*** Data supplied ***
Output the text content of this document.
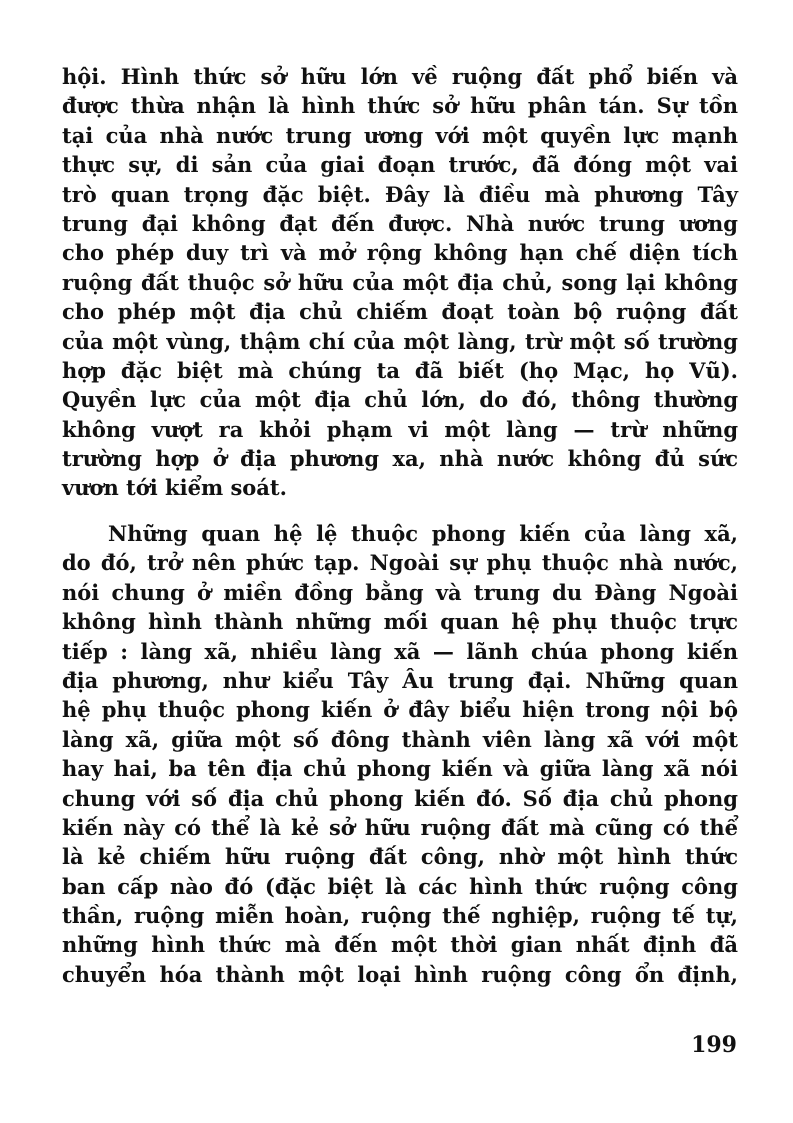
hội. Hình thức sở hữu lớn về ruộng đất phổ biến và
được thừa nhận là hình thức sở hữu phân tán. Sự tồn
tại của nhà nước trung ương với một quyền lực mạnh
thực sự, di sản của giai đoạn trước, đã đóng một vai
trò quan trọng đặc biệt. Đây là điều mà phương Tây
trung đại không đạt đến được. Nhà nước trung ương
cho phép duy trì và mở rộng không hạn chế diện tích
ruộng đất thuộc sở hữu của một địa chủ, song lại không
cho phép một địa chủ chiếm đoạt toàn bộ ruộng đất
của một vùng, thậm chí của một làng, trừ một số trường
hợp đặc biệt mà chúng ta đã biết (họ Mạc, họ Vũ).
Quyền lực của một địa chủ lớn, do đó, thông thường
không vượt ra khỏi phạm vi một làng — trừ những
trường hợp ở địa phương xa, nhà nước không đủ sức
vươn tới kiểm soát.
Những quan hệ lệ thuộc phong kiến của làng xã,
do đó, trở nên phức tạp. Ngoài sự phụ thuộc nhà nước,
nói chung ở miền đồng bằng và trung du Đàng Ngoài
không hình thành những mối quan hệ phụ thuộc trực
tiếp : làng xã, nhiều làng xã — lãnh chúa phong kiến
địa phương, như kiểu Tây Âu trung đại. Những quan
hệ phụ thuộc phong kiến ở đây biểu hiện trong nội bộ
làng xã, giữa một số đông thành viên làng xã với một
hay hai, ba tên địa chủ phong kiến và giữa làng xã nói
chung với số địa chủ phong kiến đó. Số địa chủ phong
kiến này có thể là kẻ sở hữu ruộng đất mà cũng có thể
là kẻ chiếm hữu ruộng đất công, nhờ một hình thức
ban cấp nào đó (đặc biệt là các hình thức ruộng công
thần, ruộng miễn hoàn, ruộng thế nghiệp, ruộng tế tự,
những hình thức mà đến một thời gian nhất định đã
chuyển hóa thành một loại hình ruộng công ổn định,
199
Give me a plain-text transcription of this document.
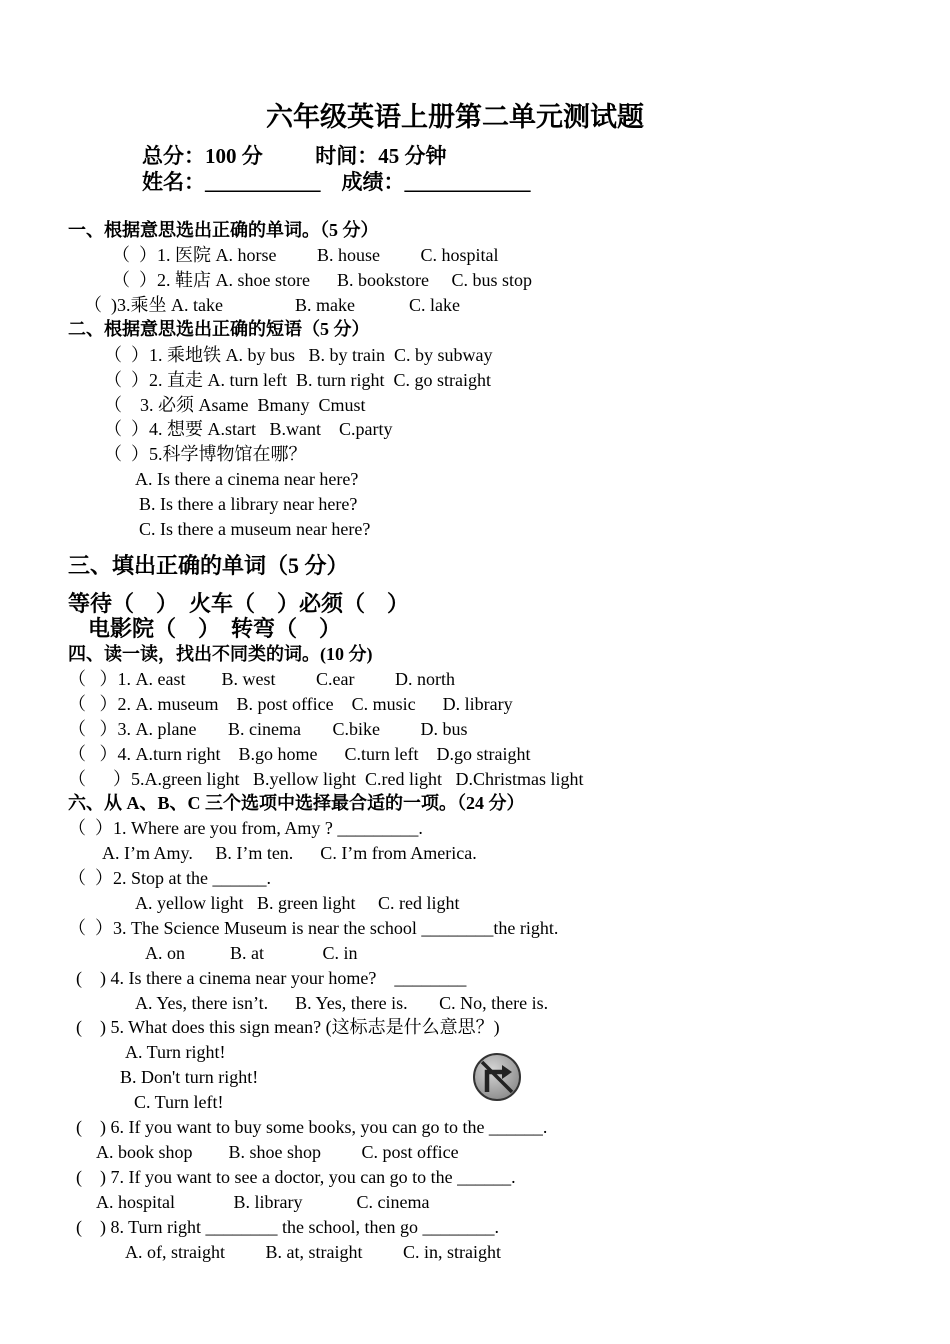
六年级英语上册第二单元测试题
总分：100 分          时间：45 分钟
姓名：___________    成绩：____________
一、根据意思选出正确的单词。（5 分）
（  ）1. 医院 A. horse         B. house         C. hospital
（  ）2. 鞋店 A. shoe store      B. bookstore     C. bus stop
（  )3.乘坐 A. take                B. make            C. lake
二、根据意思选出正确的短语（5 分）
（  ）1. 乘地铁 A. by bus   B. by train  C. by subway
（  ）2. 直走 A. turn left  B. turn right  C. go straight
（    3. 必须 Asame  Bmany  Cmust
（  ）4. 想要 A.start   B.want    C.party
（  ）5.科学博物馆在哪？
A. Is there a cinema near here?
B. Is there a library near here?
C. Is there a museum near here?
三、填出正确的单词（5 分）
等待（    ）  火车（    ）必须（    ）
电影院（    ）  转弯（    ）
四、读一读，找出不同类的词。(10 分)
（   ）1. A. east        B. west         C.ear         D. north
（   ）2. A. museum    B. post office    C. music      D. library
（   ）3. A. plane       B. cinema       C.bike         D. bus
（   ）4. A.turn right    B.go home      C.turn left    D.go straight
（      ）5.A.green light   B.yellow light  C.red light   D.Christmas light
六、从 A、B、C 三个选项中选择最合适的一项。（24 分）
（  ）1. Where are you from, Amy ? _________.
A. I’m Amy.     B. I’m ten.      C. I’m from America.
（  ）2. Stop at the ______.
A. yellow light   B. green light     C. red light
（  ）3. The Science Museum is near the school ________the right.
A. on          B. at             C. in
(    ) 4. Is there a cinema near your home?    ________
A. Yes, there isn’t.      B. Yes, there is.       C. No, there is.
(    ) 5. What does this sign mean? (这标志是什么意思？)
A. Turn right!
B. Don't turn right!
C. Turn left!
(    ) 6. If you want to buy some books, you can go to the ______.
A. book shop        B. shoe shop         C. post office
(    ) 7. If you want to see a doctor, you can go to the ______.
A. hospital             B. library            C. cinema
(    ) 8. Turn right ________ the school, then go ________.
A. of, straight         B. at, straight         C. in, straight
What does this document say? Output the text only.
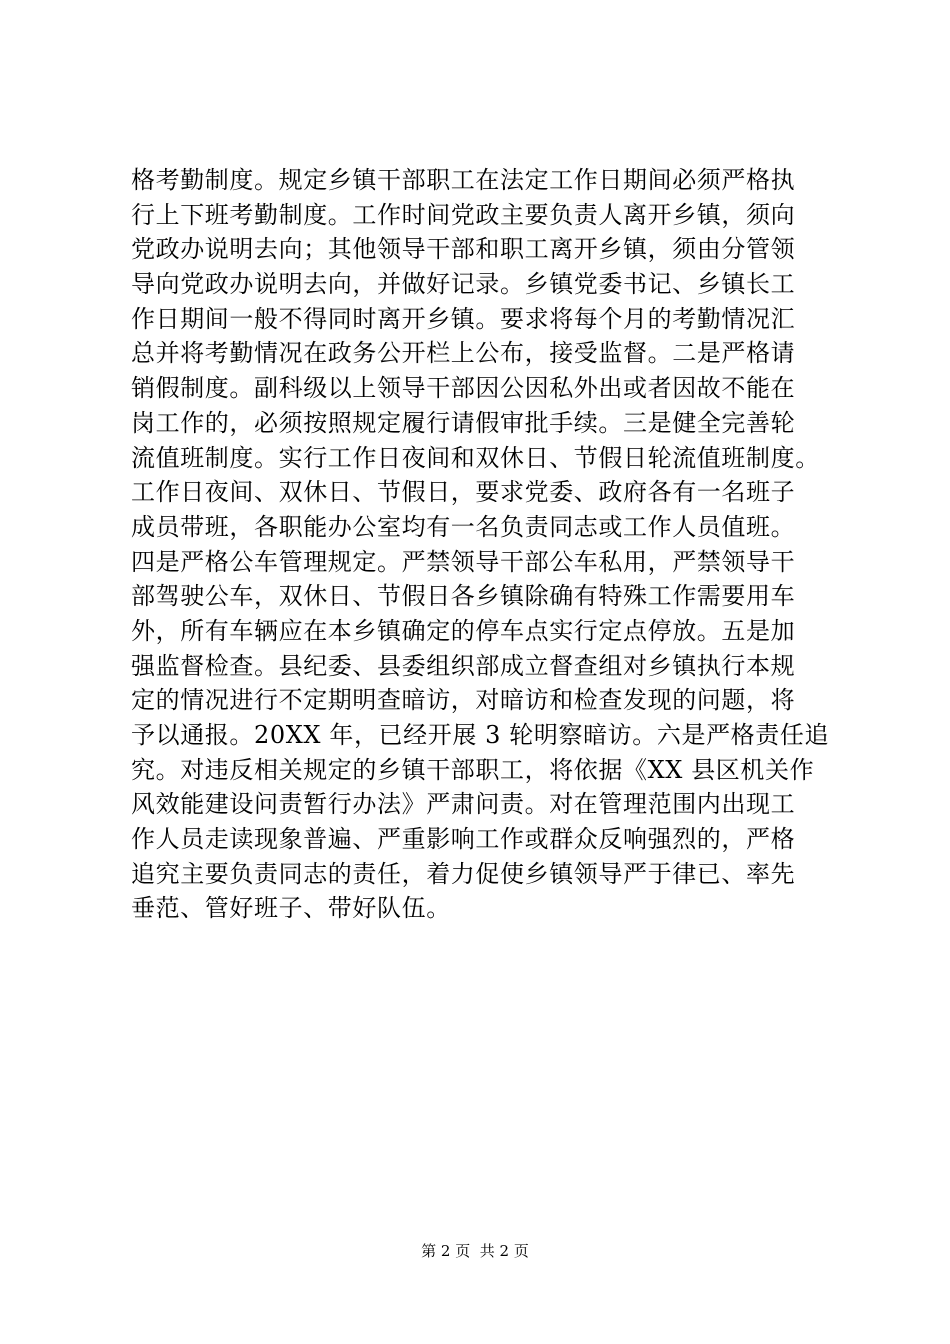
格考勤制度。规定乡镇干部职工在法定工作日期间必须严格执
行上下班考勤制度。工作时间党政主要负责人离开乡镇，须向
党政办说明去向；其他领导干部和职工离开乡镇，须由分管领
导向党政办说明去向，并做好记录。乡镇党委书记、乡镇长工
作日期间一般不得同时离开乡镇。要求将每个月的考勤情况汇
总并将考勤情况在政务公开栏上公布，接受监督。二是严格请
销假制度。副科级以上领导干部因公因私外出或者因故不能在
岗工作的，必须按照规定履行请假审批手续。三是健全完善轮
流值班制度。实行工作日夜间和双休日、节假日轮流值班制度。
工作日夜间、双休日、节假日，要求党委、政府各有一名班子
成员带班，各职能办公室均有一名负责同志或工作人员值班。
四是严格公车管理规定。严禁领导干部公车私用，严禁领导干
部驾驶公车，双休日、节假日各乡镇除确有特殊工作需要用车
外，所有车辆应在本乡镇确定的停车点实行定点停放。五是加
强监督检查。县纪委、县委组织部成立督查组对乡镇执行本规
定的情况进行不定期明查暗访，对暗访和检查发现的问题，将
予以通报。20XX 年，已经开展 3 轮明察暗访。六是严格责任追
究。对违反相关规定的乡镇干部职工，将依据《XX 县区机关作
风效能建设问责暂行办法》严肃问责。对在管理范围内出现工
作人员走读现象普遍、严重影响工作或群众反响强烈的，严格
追究主要负责同志的责任，着力促使乡镇领导严于律已、率先
垂范、管好班子、带好队伍。
第 2 页  共 2 页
***
_Do this_.
Transcribe each line above verbatim, with the pictures left out.

_Complete output_.
Output the text content of this document.
hội. Hình thức sở hữu lớn về ruộng đất phổ biến và
được thừa nhận là hình thức sở hữu phân tán. Sự tồn
tại của nhà nước trung ương với một quyền lực mạnh
thực sự, di sản của giai đoạn trước, đã đóng một vai
trò quan trọng đặc biệt. Đây là điều mà phương Tây
trung đại không đạt đến được. Nhà nước trung ương
cho phép duy trì và mở rộng không hạn chế diện tích
ruộng đất thuộc sở hữu của một địa chủ, song lại không
cho phép một địa chủ chiếm đoạt toàn bộ ruộng đất
của một vùng, thậm chí của một làng, trừ một số trường
hợp đặc biệt mà chúng ta đã biết (họ Mạc, họ Vũ).
Quyền lực của một địa chủ lớn, do đó, thông thường
không vượt ra khỏi phạm vi một làng — trừ những
trường hợp ở địa phương xa, nhà nước không đủ sức
vươn tới kiểm soát.
Những quan hệ lệ thuộc phong kiến của làng xã,
do đó, trở nên phức tạp. Ngoài sự phụ thuộc nhà nước,
nói chung ở miền đồng bằng và trung du Đàng Ngoài
không hình thành những mối quan hệ phụ thuộc trực
tiếp : làng xã, nhiều làng xã — lãnh chúa phong kiến
địa phương, như kiểu Tây Âu trung đại. Những quan
hệ phụ thuộc phong kiến ở đây biểu hiện trong nội bộ
làng xã, giữa một số đông thành viên làng xã với một
hay hai, ba tên địa chủ phong kiến và giữa làng xã nói
chung với số địa chủ phong kiến đó. Số địa chủ phong
kiến này có thể là kẻ sở hữu ruộng đất mà cũng có thể
là kẻ chiếm hữu ruộng đất công, nhờ một hình thức
ban cấp nào đó (đặc biệt là các hình thức ruộng công
thần, ruộng miễn hoàn, ruộng thế nghiệp, ruộng tế tự,
những hình thức mà đến một thời gian nhất định đã
chuyển hóa thành một loại hình ruộng công ổn định,
199
Give me a plain-text transcription of this document.
六年级英语上册第二单元测试题
总分：100 分          时间：45 分钟
姓名：___________    成绩：____________
一、根据意思选出正确的单词。（5 分）
（  ）1. 医院 A. horse         B. house         C. hospital
（  ）2. 鞋店 A. shoe store      B. bookstore     C. bus stop
（  )3.乘坐 A. take                B. make            C. lake
二、根据意思选出正确的短语（5 分）
（  ）1. 乘地铁 A. by bus   B. by train  C. by subway
（  ）2. 直走 A. turn left  B. turn right  C. go straight
（    3. 必须 Asame  Bmany  Cmust
（  ）4. 想要 A.start   B.want    C.party
（  ）5.科学博物馆在哪？
A. Is there a cinema near here?
B. Is there a library near here?
C. Is there a museum near here?
三、填出正确的单词（5 分）
等待（    ）  火车（    ）必须（    ）
电影院（    ）  转弯（    ）
四、读一读，找出不同类的词。(10 分)
（   ）1. A. east        B. west         C.ear         D. north
（   ）2. A. museum    B. post office    C. music      D. library
（   ）3. A. plane       B. cinema       C.bike         D. bus
（   ）4. A.turn right    B.go home      C.turn left    D.go straight
（      ）5.A.green light   B.yellow light  C.red light   D.Christmas light
六、从 A、B、C 三个选项中选择最合适的一项。（24 分）
（  ）1. Where are you from, Amy ? _________.
A. I’m Amy.     B. I’m ten.      C. I’m from America.
（  ）2. Stop at the ______.
A. yellow light   B. green light     C. red light
（  ）3. The Science Museum is near the school ________the right.
A. on          B. at             C. in
(    ) 4. Is there a cinema near your home?    ________
A. Yes, there isn’t.      B. Yes, there is.       C. No, there is.
(    ) 5. What does this sign mean? (这标志是什么意思？)
A. Turn right!
B. Don't turn right!
C. Turn left!
(    ) 6. If you want to buy some books, you can go to the ______.
A. book shop        B. shoe shop         C. post office
(    ) 7. If you want to see a doctor, you can go to the ______.
A. hospital             B. library            C. cinema
(    ) 8. Turn right ________ the school, then go ________.
A. of, straight         B. at, straight         C. in, straight
What does this document say? Output the text only.
格考勤制度。规定乡镇干部职工在法定工作日期间必须严格执
行上下班考勤制度。工作时间党政主要负责人离开乡镇，须向
党政办说明去向；其他领导干部和职工离开乡镇，须由分管领
导向党政办说明去向，并做好记录。乡镇党委书记、乡镇长工
作日期间一般不得同时离开乡镇。要求将每个月的考勤情况汇
总并将考勤情况在政务公开栏上公布，接受监督。二是严格请
销假制度。副科级以上领导干部因公因私外出或者因故不能在
岗工作的，必须按照规定履行请假审批手续。三是健全完善轮
流值班制度。实行工作日夜间和双休日、节假日轮流值班制度。
工作日夜间、双休日、节假日，要求党委、政府各有一名班子
成员带班，各职能办公室均有一名负责同志或工作人员值班。
四是严格公车管理规定。严禁领导干部公车私用，严禁领导干
部驾驶公车，双休日、节假日各乡镇除确有特殊工作需要用车
外，所有车辆应在本乡镇确定的停车点实行定点停放。五是加
强监督检查。县纪委、县委组织部成立督查组对乡镇执行本规
定的情况进行不定期明查暗访，对暗访和检查发现的问题，将
予以通报。20XX 年，已经开展 3 轮明察暗访。六是严格责任追
究。对违反相关规定的乡镇干部职工，将依据《XX 县区机关作
风效能建设问责暂行办法》严肃问责。对在管理范围内出现工
作人员走读现象普遍、严重影响工作或群众反响强烈的，严格
追究主要负责同志的责任，着力促使乡镇领导严于律已、率先
垂范、管好班子、带好队伍。
第 2 页  共 2 页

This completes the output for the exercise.